── Source records ──
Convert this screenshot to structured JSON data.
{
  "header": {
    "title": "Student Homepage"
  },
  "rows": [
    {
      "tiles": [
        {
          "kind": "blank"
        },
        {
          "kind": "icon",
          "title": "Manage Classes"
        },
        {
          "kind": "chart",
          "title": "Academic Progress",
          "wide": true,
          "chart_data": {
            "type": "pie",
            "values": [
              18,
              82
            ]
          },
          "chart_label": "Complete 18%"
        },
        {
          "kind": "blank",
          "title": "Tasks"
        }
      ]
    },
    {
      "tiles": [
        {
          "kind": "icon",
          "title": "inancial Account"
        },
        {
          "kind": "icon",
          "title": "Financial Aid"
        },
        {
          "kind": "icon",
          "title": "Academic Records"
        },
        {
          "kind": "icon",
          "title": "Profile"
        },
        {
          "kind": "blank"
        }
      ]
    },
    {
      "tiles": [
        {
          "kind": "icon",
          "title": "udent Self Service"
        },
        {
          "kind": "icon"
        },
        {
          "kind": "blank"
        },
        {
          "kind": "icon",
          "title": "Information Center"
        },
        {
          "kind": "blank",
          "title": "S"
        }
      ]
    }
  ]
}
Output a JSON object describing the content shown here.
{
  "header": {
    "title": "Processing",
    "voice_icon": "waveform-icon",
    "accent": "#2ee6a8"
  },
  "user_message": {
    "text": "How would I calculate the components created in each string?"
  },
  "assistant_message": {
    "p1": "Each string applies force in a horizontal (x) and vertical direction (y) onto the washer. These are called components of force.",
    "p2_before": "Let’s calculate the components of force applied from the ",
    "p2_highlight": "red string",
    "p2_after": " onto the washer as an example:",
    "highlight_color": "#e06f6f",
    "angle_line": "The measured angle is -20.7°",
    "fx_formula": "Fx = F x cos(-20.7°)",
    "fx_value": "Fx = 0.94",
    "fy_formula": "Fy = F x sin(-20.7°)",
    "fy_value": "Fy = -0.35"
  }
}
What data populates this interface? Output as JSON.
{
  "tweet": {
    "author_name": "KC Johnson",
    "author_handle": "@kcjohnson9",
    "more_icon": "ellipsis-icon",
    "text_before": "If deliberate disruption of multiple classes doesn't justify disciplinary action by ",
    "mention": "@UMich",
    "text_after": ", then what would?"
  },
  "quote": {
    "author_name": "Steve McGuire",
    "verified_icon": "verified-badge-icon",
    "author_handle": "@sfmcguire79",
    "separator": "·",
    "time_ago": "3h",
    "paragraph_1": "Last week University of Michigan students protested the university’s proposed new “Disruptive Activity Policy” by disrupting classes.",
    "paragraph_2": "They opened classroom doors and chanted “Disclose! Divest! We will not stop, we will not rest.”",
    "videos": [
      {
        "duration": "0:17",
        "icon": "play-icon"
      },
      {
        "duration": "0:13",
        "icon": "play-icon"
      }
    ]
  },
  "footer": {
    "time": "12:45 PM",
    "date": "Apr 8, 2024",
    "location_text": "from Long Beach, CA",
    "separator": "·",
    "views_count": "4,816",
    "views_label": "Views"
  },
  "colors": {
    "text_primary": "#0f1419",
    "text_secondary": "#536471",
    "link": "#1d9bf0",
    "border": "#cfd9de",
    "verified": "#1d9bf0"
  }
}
───
§ **Work required**
From the data above, work out how many lines hold "Output". Answer with the number alone.

§ **Complete answer**
2